*PROBLEM DESCRIPTION:*
The material below should be written out in full and exactly; pictures stay out of the copy.

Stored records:
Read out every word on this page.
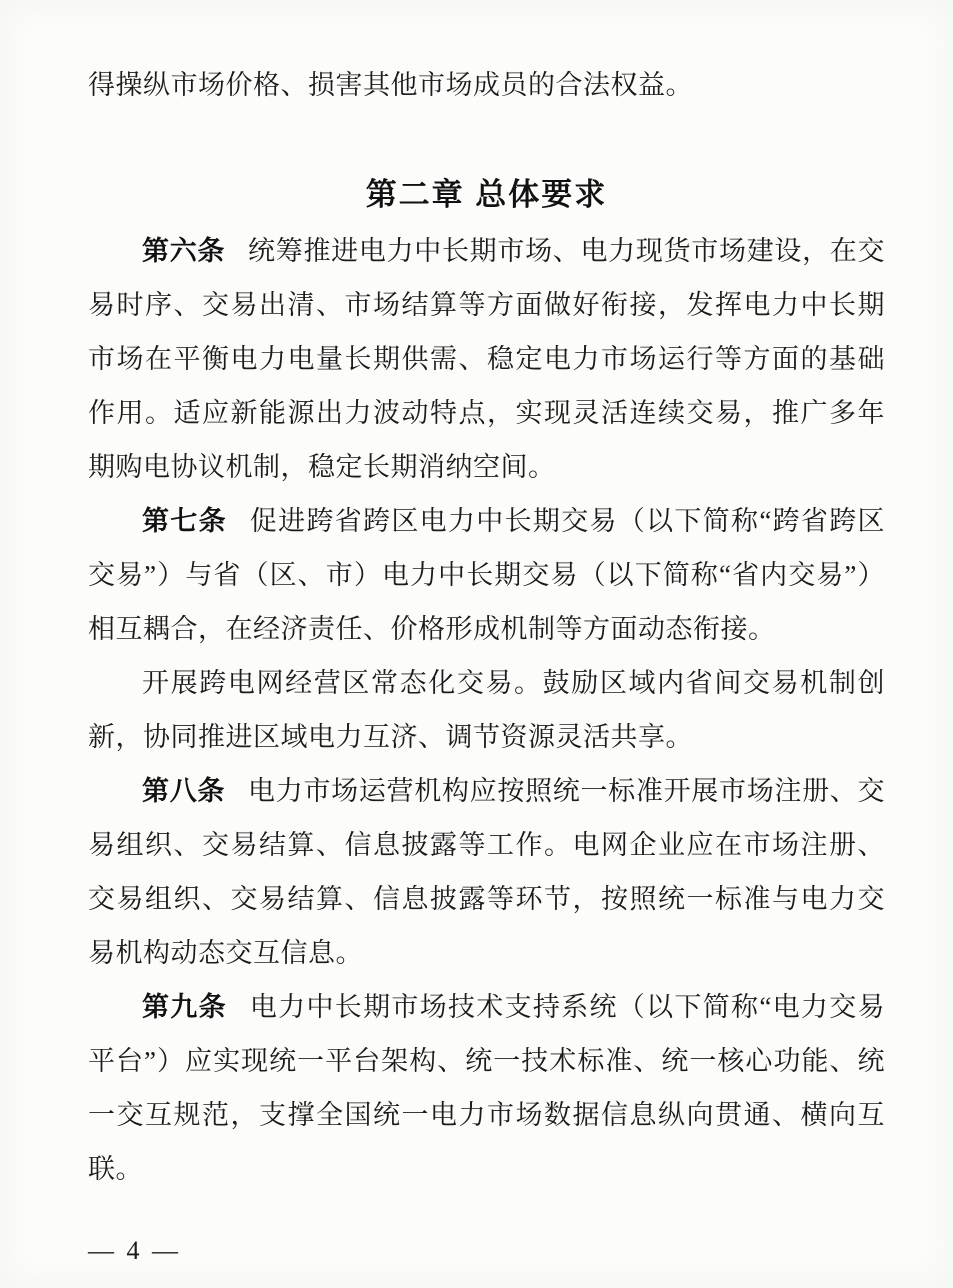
得操纵市场价格、损害其他市场成员的合法权益。

第二章 总体要求

第六条 统筹推进电力中长期市场、电力现货市场建设，在交易时序、交易出清、市场结算等方面做好衔接，发挥电力中长期市场在平衡电力电量长期供需、稳定电力市场运行等方面的基础作用。适应新能源出力波动特点，实现灵活连续交易，推广多年期购电协议机制，稳定长期消纳空间。

第七条 促进跨省跨区电力中长期交易（以下简称“跨省跨区交易”）与省（区、市）电力中长期交易（以下简称“省内交易”）相互耦合，在经济责任、价格形成机制等方面动态衔接。

开展跨电网经营区常态化交易。鼓励区域内省间交易机制创新，协同推进区域电力互济、调节资源灵活共享。

第八条 电力市场运营机构应按照统一标准开展市场注册、交易组织、交易结算、信息披露等工作。电网企业应在市场注册、交易组织、交易结算、信息披露等环节，按照统一标准与电力交易机构动态交互信息。

第九条 电力中长期市场技术支持系统（以下简称“电力交易平台”）应实现统一平台架构、统一技术标准、统一核心功能、统一交互规范，支撑全国统一电力市场数据信息纵向贯通、横向互联。

— 4 —
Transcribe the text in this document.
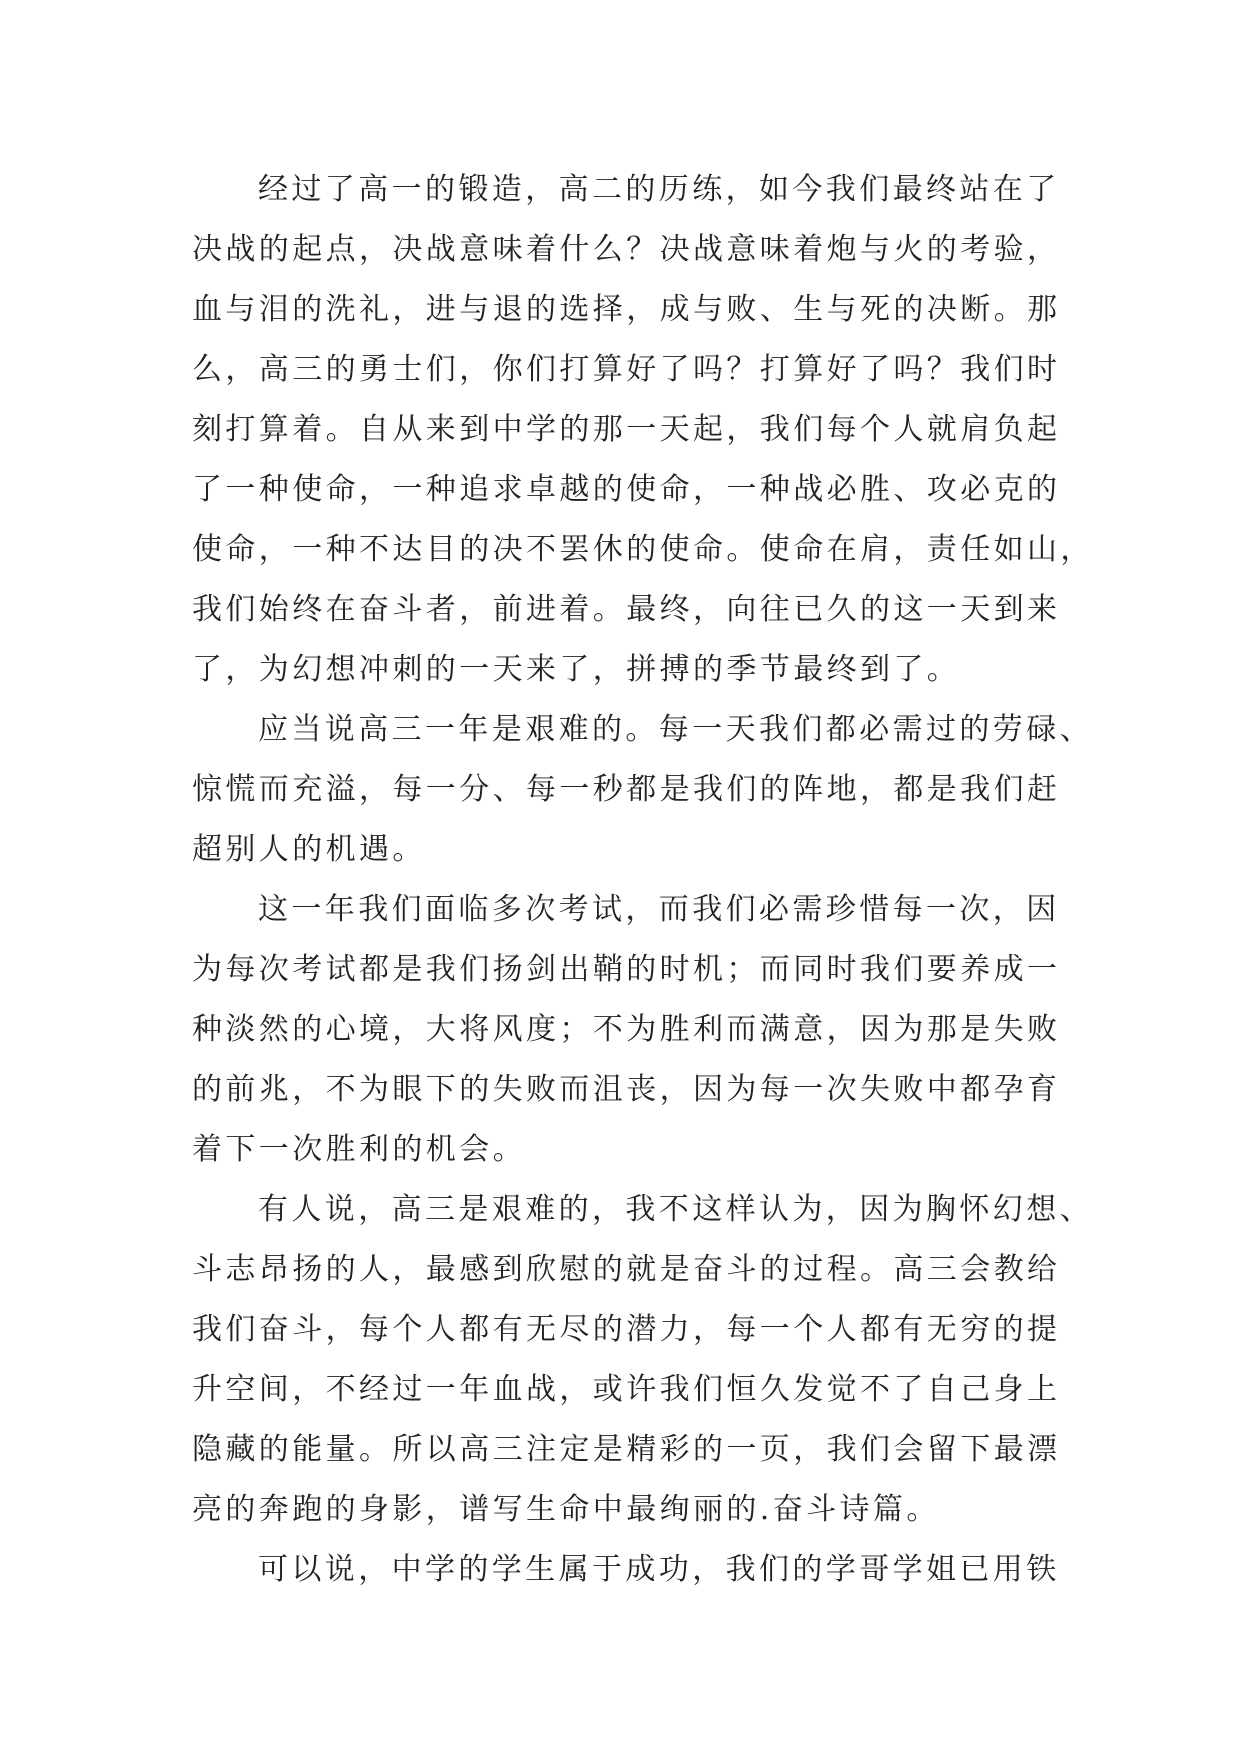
经过了高一的锻造，高二的历练，如今我们最终站在了
决战的起点，决战意味着什么？决战意味着炮与火的考验，
血与泪的洗礼，进与退的选择，成与败、生与死的决断。那
么，高三的勇士们，你们打算好了吗？打算好了吗？我们时
刻打算着。自从来到中学的那一天起，我们每个人就肩负起
了一种使命，一种追求卓越的使命，一种战必胜、攻必克的
使命，一种不达目的决不罢休的使命。使命在肩，责任如山，
我们始终在奋斗者，前进着。最终，向往已久的这一天到来
了，为幻想冲刺的一天来了，拼搏的季节最终到了。
应当说高三一年是艰难的。每一天我们都必需过的劳碌、
惊慌而充溢，每一分、每一秒都是我们的阵地，都是我们赶
超别人的机遇。
这一年我们面临多次考试，而我们必需珍惜每一次，因
为每次考试都是我们扬剑出鞘的时机；而同时我们要养成一
种淡然的心境，大将风度；不为胜利而满意，因为那是失败
的前兆，不为眼下的失败而沮丧，因为每一次失败中都孕育
着下一次胜利的机会。
有人说，高三是艰难的，我不这样认为，因为胸怀幻想、
斗志昂扬的人，最感到欣慰的就是奋斗的过程。高三会教给
我们奋斗，每个人都有无尽的潜力，每一个人都有无穷的提
升空间，不经过一年血战，或许我们恒久发觉不了自己身上
隐藏的能量。所以高三注定是精彩的一页，我们会留下最漂
亮的奔跑的身影，谱写生命中最绚丽的.奋斗诗篇。
可以说，中学的学生属于成功，我们的学哥学姐已用铁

*COMPLETE ANSWER:*
Read out every word on this page.
得操纵市场价格、损害其他市场成员的合法权益。

第二章 总体要求

第六条 统筹推进电力中长期市场、电力现货市场建设，在交易时序、交易出清、市场结算等方面做好衔接，发挥电力中长期市场在平衡电力电量长期供需、稳定电力市场运行等方面的基础作用。适应新能源出力波动特点，实现灵活连续交易，推广多年期购电协议机制，稳定长期消纳空间。

第七条 促进跨省跨区电力中长期交易（以下简称“跨省跨区交易”）与省（区、市）电力中长期交易（以下简称“省内交易”）相互耦合，在经济责任、价格形成机制等方面动态衔接。

开展跨电网经营区常态化交易。鼓励区域内省间交易机制创新，协同推进区域电力互济、调节资源灵活共享。

第八条 电力市场运营机构应按照统一标准开展市场注册、交易组织、交易结算、信息披露等工作。电网企业应在市场注册、交易组织、交易结算、信息披露等环节，按照统一标准与电力交易机构动态交互信息。

第九条 电力中长期市场技术支持系统（以下简称“电力交易平台”）应实现统一平台架构、统一技术标准、统一核心功能、统一交互规范，支撑全国统一电力市场数据信息纵向贯通、横向互联。

— 4 —
Transcribe the text in this document.
经过了高一的锻造，高二的历练，如今我们最终站在了
决战的起点，决战意味着什么？决战意味着炮与火的考验，
血与泪的洗礼，进与退的选择，成与败、生与死的决断。那
么，高三的勇士们，你们打算好了吗？打算好了吗？我们时
刻打算着。自从来到中学的那一天起，我们每个人就肩负起
了一种使命，一种追求卓越的使命，一种战必胜、攻必克的
使命，一种不达目的决不罢休的使命。使命在肩，责任如山，
我们始终在奋斗者，前进着。最终，向往已久的这一天到来
了，为幻想冲刺的一天来了，拼搏的季节最终到了。
应当说高三一年是艰难的。每一天我们都必需过的劳碌、
惊慌而充溢，每一分、每一秒都是我们的阵地，都是我们赶
超别人的机遇。
这一年我们面临多次考试，而我们必需珍惜每一次，因
为每次考试都是我们扬剑出鞘的时机；而同时我们要养成一
种淡然的心境，大将风度；不为胜利而满意，因为那是失败
的前兆，不为眼下的失败而沮丧，因为每一次失败中都孕育
着下一次胜利的机会。
有人说，高三是艰难的，我不这样认为，因为胸怀幻想、
斗志昂扬的人，最感到欣慰的就是奋斗的过程。高三会教给
我们奋斗，每个人都有无尽的潜力，每一个人都有无穷的提
升空间，不经过一年血战，或许我们恒久发觉不了自己身上
隐藏的能量。所以高三注定是精彩的一页，我们会留下最漂
亮的奔跑的身影，谱写生命中最绚丽的.奋斗诗篇。
可以说，中学的学生属于成功，我们的学哥学姐已用铁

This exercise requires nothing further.